#### [GOAL]
Extract each line containing the string "JSON".

#### [RECORDS FOR PROCESSING]
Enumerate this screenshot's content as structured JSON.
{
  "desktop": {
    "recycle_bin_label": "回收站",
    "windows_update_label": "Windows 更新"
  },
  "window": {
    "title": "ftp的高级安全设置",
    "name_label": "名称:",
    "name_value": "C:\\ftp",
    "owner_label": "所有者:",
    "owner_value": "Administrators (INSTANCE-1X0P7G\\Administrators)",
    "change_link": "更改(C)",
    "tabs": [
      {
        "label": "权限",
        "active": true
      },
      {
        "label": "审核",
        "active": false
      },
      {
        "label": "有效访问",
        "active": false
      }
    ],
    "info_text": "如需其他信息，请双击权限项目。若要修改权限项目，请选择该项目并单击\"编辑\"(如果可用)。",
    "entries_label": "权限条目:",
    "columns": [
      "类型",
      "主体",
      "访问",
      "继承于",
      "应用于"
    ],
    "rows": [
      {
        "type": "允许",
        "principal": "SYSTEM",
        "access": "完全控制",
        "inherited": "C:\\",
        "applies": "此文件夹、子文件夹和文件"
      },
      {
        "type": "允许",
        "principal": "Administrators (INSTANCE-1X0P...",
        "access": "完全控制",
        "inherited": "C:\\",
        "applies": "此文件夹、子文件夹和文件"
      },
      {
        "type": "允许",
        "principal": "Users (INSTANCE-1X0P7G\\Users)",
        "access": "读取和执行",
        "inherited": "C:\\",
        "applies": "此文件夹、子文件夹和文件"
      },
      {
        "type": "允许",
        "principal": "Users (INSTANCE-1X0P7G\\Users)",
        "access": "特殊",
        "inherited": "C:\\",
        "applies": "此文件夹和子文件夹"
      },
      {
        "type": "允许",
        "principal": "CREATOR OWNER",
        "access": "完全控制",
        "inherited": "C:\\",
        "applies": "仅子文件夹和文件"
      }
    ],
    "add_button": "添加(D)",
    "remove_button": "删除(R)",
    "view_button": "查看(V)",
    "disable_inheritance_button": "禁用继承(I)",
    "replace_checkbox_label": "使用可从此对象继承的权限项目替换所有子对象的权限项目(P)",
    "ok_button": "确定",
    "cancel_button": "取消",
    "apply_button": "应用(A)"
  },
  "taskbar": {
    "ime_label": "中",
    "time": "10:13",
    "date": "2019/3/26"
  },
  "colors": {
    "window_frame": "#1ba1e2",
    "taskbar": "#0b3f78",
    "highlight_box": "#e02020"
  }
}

* * *

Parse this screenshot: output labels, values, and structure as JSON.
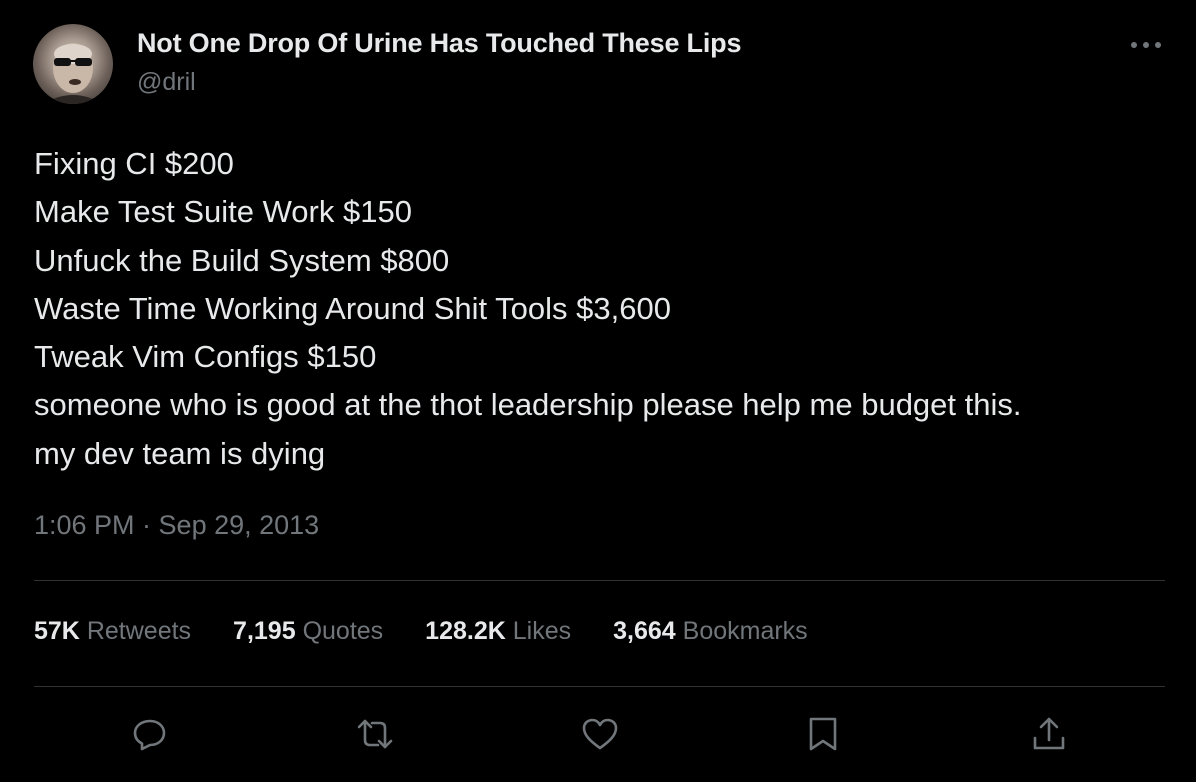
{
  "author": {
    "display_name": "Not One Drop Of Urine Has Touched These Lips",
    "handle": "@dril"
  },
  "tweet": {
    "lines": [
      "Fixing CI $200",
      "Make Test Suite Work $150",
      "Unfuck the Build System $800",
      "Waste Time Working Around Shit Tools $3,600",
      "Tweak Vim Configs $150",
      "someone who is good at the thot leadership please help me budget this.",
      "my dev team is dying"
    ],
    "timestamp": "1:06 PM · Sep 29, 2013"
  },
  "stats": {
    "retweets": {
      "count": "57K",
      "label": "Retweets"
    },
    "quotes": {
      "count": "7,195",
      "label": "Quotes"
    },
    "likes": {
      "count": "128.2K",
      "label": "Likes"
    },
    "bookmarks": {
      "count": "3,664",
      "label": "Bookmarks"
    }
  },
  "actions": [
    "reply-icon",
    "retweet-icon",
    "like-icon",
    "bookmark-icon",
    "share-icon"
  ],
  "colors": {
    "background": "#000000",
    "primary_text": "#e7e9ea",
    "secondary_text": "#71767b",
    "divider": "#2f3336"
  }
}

#### [RESPONSE BELOW]
Enumerate this screenshot's content as structured JSON.
Parse this screenshot: output labels, values, and structure as JSON.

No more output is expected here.